What is being asked: Your task is to repeat the entries word for word while leaving out the pictures.

** start Provided records **

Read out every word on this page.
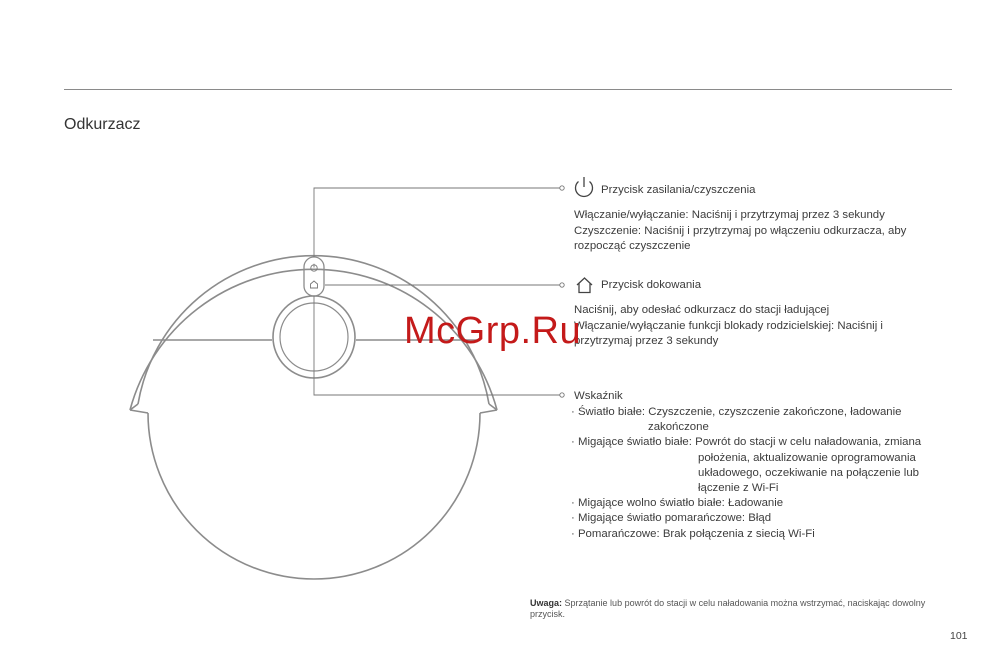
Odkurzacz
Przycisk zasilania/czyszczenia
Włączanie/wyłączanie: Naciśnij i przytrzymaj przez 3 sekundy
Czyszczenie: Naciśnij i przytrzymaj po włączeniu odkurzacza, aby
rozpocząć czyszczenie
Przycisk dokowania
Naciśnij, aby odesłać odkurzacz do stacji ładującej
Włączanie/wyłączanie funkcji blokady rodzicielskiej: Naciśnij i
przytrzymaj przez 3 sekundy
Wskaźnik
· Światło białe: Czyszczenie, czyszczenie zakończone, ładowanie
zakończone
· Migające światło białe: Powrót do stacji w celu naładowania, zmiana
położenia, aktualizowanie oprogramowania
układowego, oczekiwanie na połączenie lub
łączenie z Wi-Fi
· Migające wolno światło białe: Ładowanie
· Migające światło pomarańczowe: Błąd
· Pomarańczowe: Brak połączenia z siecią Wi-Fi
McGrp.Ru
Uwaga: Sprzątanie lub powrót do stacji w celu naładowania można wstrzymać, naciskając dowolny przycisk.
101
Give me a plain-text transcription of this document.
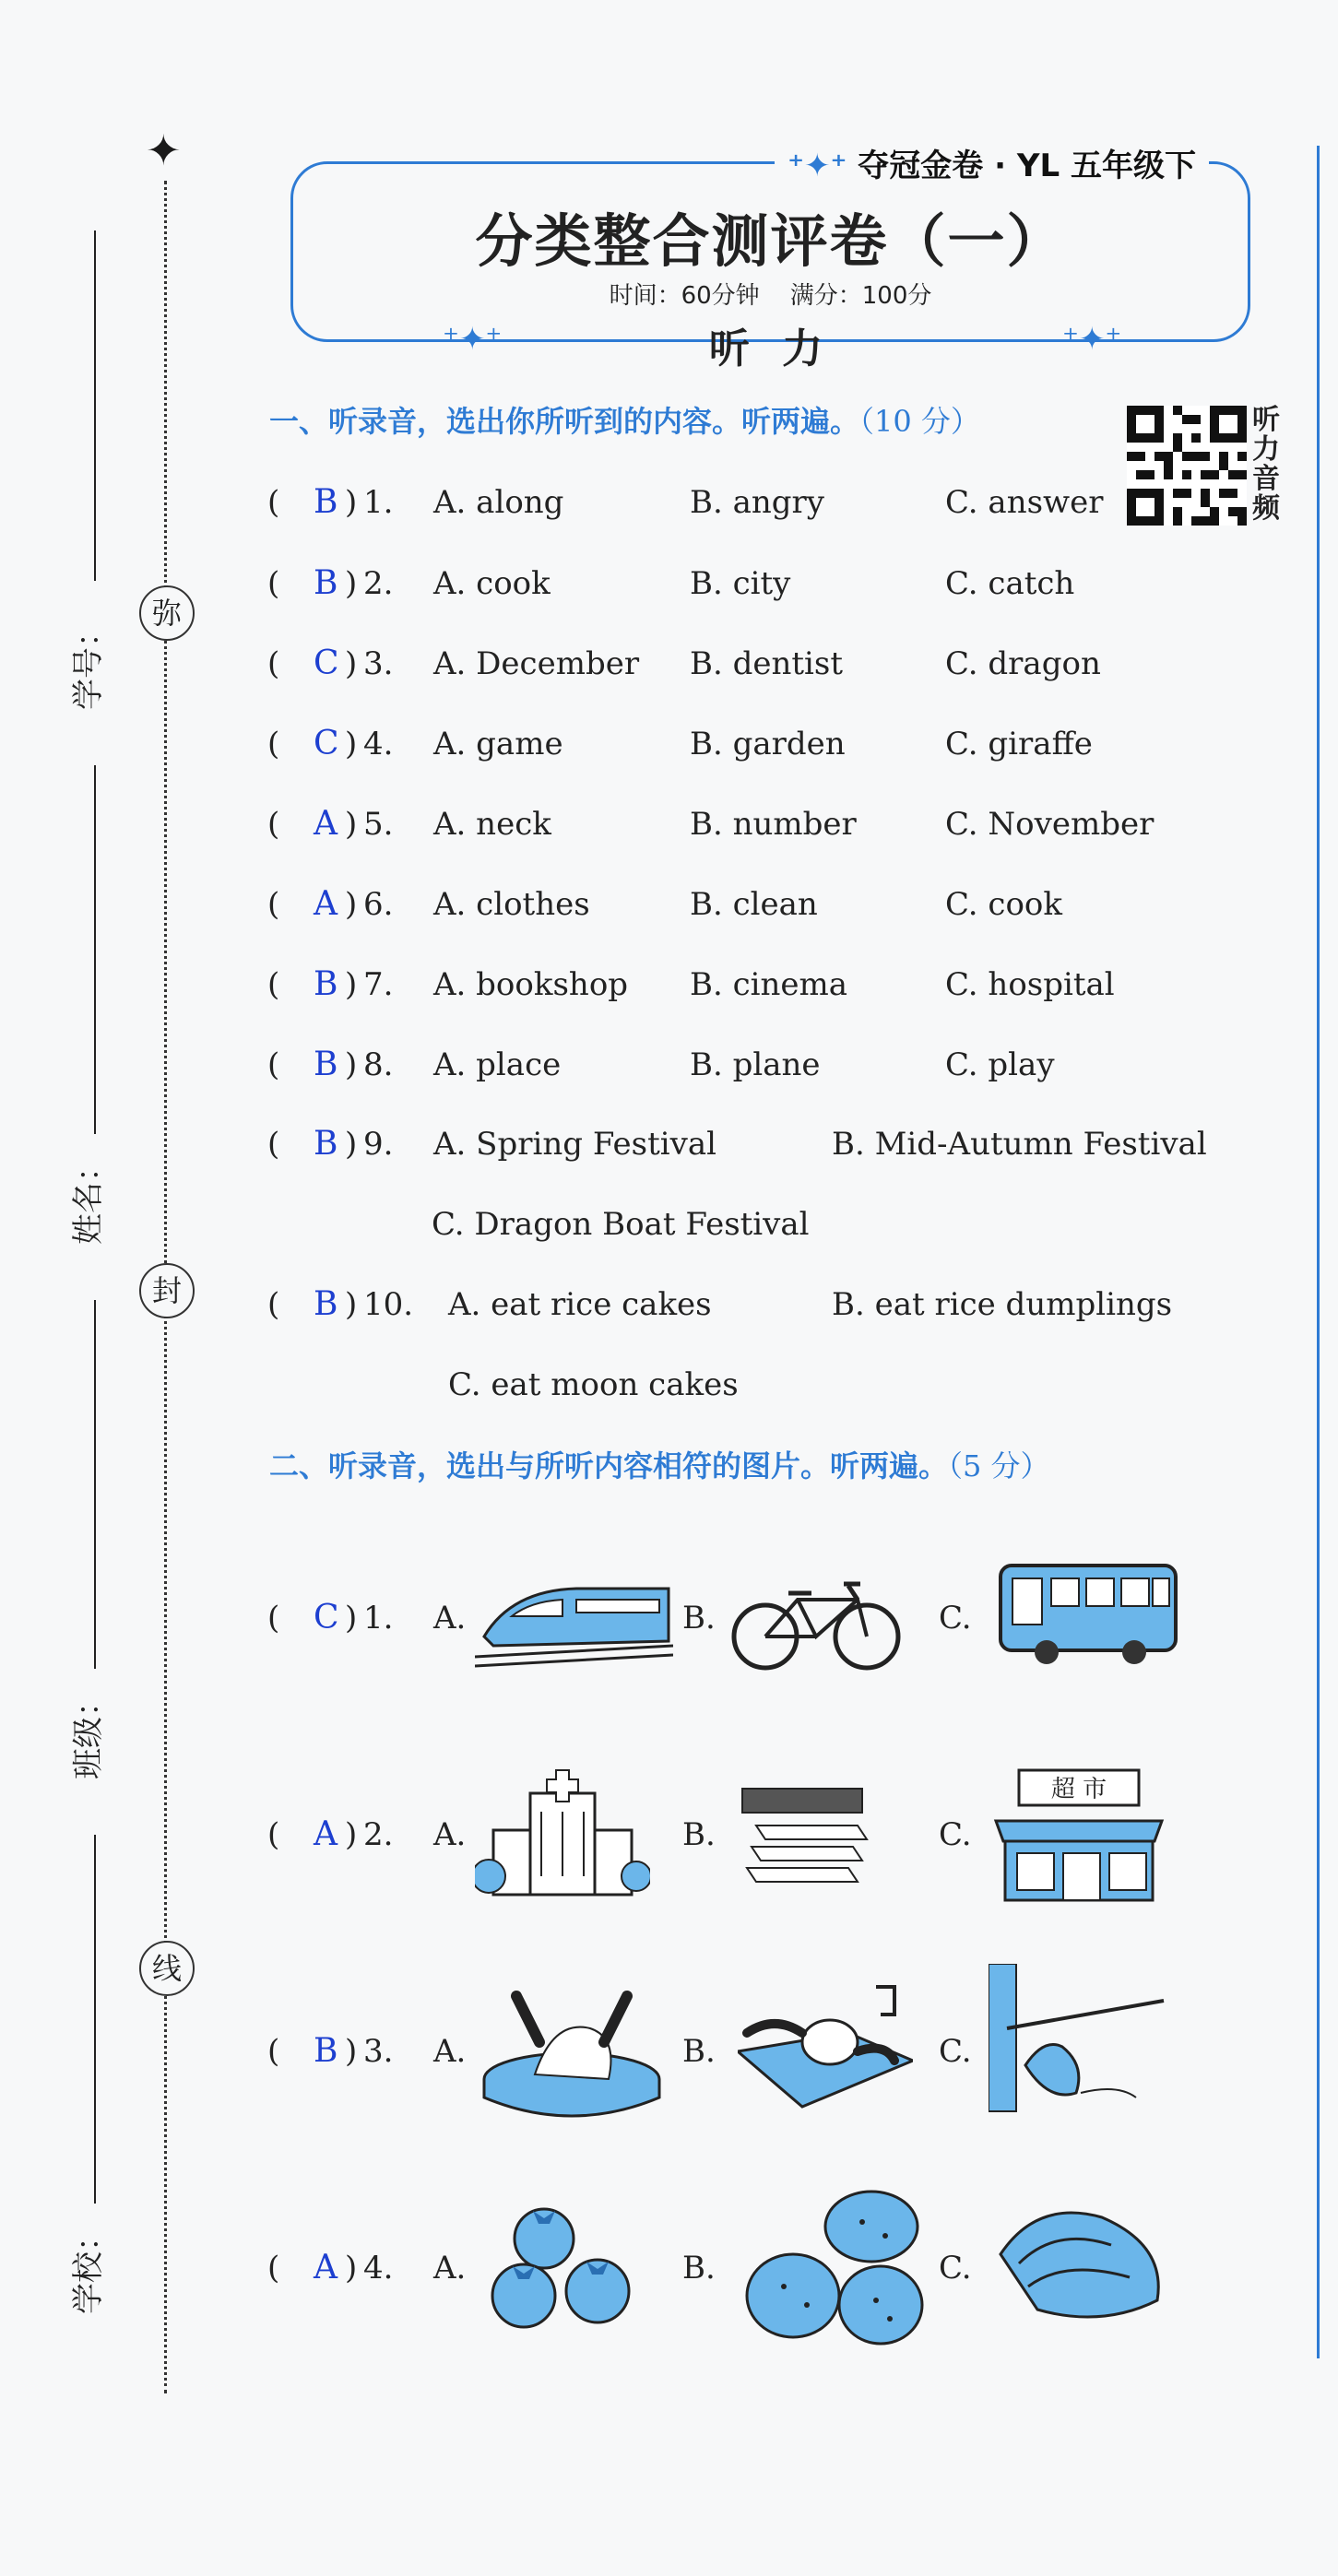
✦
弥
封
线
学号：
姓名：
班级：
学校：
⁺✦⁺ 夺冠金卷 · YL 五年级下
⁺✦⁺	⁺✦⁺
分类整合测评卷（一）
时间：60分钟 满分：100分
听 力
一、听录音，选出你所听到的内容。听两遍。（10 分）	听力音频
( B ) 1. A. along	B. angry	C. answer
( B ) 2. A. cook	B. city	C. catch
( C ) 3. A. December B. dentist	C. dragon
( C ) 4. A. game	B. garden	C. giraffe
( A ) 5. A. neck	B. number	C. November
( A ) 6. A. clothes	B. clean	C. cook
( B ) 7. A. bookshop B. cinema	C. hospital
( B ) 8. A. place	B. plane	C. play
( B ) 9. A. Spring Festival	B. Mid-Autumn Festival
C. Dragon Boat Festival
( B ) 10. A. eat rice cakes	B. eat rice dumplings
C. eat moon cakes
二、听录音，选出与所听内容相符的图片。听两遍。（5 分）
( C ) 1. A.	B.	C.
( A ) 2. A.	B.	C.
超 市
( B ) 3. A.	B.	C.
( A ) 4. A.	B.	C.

** end Provided records **

Solution to this task:
Read out every word on this page.
Odkurzacz
Przycisk zasilania/czyszczenia
Włączanie/wyłączanie: Naciśnij i przytrzymaj przez 3 sekundy
Czyszczenie: Naciśnij i przytrzymaj po włączeniu odkurzacza, aby
rozpocząć czyszczenie
Przycisk dokowania
Naciśnij, aby odesłać odkurzacz do stacji ładującej
Włączanie/wyłączanie funkcji blokady rodzicielskiej: Naciśnij i
przytrzymaj przez 3 sekundy
Wskaźnik
· Światło białe: Czyszczenie, czyszczenie zakończone, ładowanie
zakończone
· Migające światło białe: Powrót do stacji w celu naładowania, zmiana
położenia, aktualizowanie oprogramowania
układowego, oczekiwanie na połączenie lub
łączenie z Wi-Fi
· Migające wolno światło białe: Ładowanie
· Migające światło pomarańczowe: Błąd
· Pomarańczowe: Brak połączenia z siecią Wi-Fi
McGrp.Ru
Uwaga: Sprzątanie lub powrót do stacji w celu naładowania można wstrzymać, naciskając dowolny przycisk.
101
Give me a plain-text transcription of this document.
✦
弥
封
线
学号：
姓名：
班级：
学校：
⁺✦⁺ 夺冠金卷 · YL 五年级下
⁺✦⁺	⁺✦⁺
分类整合测评卷（一）
时间：60分钟 满分：100分
听 力
一、听录音，选出你所听到的内容。听两遍。（10 分）	听力音频
( B ) 1. A. along	B. angry	C. answer
( B ) 2. A. cook	B. city	C. catch
( C ) 3. A. December B. dentist	C. dragon
( C ) 4. A. game	B. garden	C. giraffe
( A ) 5. A. neck	B. number	C. November
( A ) 6. A. clothes	B. clean	C. cook
( B ) 7. A. bookshop B. cinema	C. hospital
( B ) 8. A. place	B. plane	C. play
( B ) 9. A. Spring Festival	B. Mid-Autumn Festival
C. Dragon Boat Festival
( B ) 10. A. eat rice cakes	B. eat rice dumplings
C. eat moon cakes
二、听录音，选出与所听内容相符的图片。听两遍。（5 分）
( C ) 1. A.	B.	C.
( A ) 2. A.	B.	C.
超 市
( B ) 3. A.	B.	C.
( A ) 4. A.	B.	C.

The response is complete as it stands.